▶ **Material for this task**:

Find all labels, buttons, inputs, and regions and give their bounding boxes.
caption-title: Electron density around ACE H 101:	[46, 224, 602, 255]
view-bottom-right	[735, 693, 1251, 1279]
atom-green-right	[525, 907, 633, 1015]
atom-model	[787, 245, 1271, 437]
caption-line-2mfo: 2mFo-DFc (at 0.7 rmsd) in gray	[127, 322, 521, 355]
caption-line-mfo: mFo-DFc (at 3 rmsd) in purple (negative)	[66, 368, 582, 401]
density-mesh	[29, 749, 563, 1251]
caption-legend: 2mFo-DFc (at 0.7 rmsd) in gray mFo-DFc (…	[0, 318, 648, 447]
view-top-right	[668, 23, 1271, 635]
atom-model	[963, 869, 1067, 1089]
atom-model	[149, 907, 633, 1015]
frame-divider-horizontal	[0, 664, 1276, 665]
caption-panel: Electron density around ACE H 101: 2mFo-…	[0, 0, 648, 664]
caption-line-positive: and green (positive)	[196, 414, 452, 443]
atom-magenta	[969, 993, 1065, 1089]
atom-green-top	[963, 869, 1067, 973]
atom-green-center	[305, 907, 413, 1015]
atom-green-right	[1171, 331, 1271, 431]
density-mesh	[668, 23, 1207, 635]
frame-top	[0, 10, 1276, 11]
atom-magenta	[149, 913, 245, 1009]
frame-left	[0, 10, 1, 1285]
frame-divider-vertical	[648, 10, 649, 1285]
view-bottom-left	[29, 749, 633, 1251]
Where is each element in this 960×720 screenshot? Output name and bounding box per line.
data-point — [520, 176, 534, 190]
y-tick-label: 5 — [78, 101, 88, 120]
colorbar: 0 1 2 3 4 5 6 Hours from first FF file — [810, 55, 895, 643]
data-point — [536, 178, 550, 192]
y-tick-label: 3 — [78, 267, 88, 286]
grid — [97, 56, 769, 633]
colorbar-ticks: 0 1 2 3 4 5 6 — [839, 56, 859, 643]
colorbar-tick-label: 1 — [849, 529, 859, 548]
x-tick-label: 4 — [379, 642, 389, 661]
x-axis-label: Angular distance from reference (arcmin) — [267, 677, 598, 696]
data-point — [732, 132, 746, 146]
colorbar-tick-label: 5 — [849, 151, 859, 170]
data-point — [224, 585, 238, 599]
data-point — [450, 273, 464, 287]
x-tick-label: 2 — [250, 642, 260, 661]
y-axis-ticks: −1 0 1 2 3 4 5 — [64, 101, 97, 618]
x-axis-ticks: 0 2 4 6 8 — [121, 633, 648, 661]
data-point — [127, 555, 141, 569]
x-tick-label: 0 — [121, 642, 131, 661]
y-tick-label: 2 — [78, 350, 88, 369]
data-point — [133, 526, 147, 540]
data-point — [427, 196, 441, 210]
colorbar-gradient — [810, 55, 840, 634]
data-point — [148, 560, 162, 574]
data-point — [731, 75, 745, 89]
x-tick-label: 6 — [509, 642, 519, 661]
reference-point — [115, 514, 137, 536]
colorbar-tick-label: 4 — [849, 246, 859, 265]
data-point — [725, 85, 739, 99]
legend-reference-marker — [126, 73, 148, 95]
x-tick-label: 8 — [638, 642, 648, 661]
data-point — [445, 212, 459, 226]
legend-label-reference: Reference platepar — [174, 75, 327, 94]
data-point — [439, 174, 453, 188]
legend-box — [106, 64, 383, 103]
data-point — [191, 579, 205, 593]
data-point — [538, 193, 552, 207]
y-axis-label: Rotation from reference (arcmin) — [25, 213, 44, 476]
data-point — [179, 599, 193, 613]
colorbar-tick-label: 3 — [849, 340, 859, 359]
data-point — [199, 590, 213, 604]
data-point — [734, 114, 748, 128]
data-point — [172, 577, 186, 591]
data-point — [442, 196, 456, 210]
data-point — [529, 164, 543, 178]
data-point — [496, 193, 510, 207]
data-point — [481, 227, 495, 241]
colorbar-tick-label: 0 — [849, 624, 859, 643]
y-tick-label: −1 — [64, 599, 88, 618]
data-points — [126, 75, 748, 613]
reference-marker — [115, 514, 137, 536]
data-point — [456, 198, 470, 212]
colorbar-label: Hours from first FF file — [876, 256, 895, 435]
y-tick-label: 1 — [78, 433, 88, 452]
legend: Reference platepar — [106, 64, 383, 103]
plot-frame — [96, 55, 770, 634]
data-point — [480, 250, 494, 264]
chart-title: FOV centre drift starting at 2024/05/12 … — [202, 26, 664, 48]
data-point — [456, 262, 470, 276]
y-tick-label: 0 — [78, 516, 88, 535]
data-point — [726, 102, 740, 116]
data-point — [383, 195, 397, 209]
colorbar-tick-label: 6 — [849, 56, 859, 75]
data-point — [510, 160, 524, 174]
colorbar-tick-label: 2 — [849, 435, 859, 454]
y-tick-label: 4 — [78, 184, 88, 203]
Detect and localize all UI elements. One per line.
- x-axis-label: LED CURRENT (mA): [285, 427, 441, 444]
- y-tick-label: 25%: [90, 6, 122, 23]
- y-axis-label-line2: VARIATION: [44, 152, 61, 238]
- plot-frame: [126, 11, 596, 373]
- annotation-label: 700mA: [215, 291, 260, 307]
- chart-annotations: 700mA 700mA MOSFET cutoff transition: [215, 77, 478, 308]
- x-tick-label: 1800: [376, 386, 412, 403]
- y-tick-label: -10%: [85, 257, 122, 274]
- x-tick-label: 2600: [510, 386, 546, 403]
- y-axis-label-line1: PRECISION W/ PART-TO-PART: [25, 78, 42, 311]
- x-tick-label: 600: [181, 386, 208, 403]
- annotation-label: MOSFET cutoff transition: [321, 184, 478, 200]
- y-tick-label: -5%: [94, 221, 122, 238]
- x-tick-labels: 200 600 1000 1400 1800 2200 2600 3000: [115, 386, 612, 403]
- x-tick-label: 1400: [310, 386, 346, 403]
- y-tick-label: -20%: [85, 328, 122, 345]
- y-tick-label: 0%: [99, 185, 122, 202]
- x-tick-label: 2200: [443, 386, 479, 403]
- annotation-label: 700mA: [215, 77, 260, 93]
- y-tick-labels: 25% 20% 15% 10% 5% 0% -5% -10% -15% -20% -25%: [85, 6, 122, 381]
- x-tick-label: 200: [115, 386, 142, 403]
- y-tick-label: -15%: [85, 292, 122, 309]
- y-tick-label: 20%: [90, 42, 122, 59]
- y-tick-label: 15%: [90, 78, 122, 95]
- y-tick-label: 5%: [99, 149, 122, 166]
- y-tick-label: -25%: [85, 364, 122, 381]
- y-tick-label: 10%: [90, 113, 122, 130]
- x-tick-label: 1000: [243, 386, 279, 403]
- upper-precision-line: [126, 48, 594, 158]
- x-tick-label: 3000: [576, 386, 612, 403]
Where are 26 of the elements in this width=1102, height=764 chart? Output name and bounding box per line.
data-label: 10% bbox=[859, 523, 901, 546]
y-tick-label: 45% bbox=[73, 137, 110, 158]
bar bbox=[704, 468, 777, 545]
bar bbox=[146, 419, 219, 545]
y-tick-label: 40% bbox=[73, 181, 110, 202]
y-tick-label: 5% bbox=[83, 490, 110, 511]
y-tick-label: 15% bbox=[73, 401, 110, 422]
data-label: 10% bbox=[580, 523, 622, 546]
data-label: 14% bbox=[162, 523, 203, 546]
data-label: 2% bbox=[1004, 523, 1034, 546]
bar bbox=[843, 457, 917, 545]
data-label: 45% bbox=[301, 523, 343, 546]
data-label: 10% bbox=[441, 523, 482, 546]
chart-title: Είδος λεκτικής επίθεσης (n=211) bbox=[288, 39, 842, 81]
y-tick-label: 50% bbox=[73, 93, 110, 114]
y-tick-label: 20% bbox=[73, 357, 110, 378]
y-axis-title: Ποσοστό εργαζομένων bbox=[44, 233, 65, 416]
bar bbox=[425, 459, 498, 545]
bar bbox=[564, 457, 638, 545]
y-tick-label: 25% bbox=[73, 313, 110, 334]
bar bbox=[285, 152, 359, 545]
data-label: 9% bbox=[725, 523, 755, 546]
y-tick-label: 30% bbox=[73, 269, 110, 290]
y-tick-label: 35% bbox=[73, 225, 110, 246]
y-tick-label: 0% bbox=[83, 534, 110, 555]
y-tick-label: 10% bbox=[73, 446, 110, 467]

▶ **Task objective**:
Turn the records into a numbered list, beginning at their first line and stopping after the line that contains "caption-line-2mfo: 2mFo-DFc (at". Leave out any blank lines.

▶ **Answer to the task**:
1. Find all labels, buttons, inputs, and regions and give their bounding boxes.
2. caption-title: Electron density around ACE H 101:	[46, 224, 602, 255]
3. view-bottom-right	[735, 693, 1251, 1279]
4. atom-green-right	[525, 907, 633, 1015]
5. atom-model	[787, 245, 1271, 437]
6. caption-line-2mfo: 2mFo-DFc (at 0.7 rmsd) in gray	[127, 322, 521, 355]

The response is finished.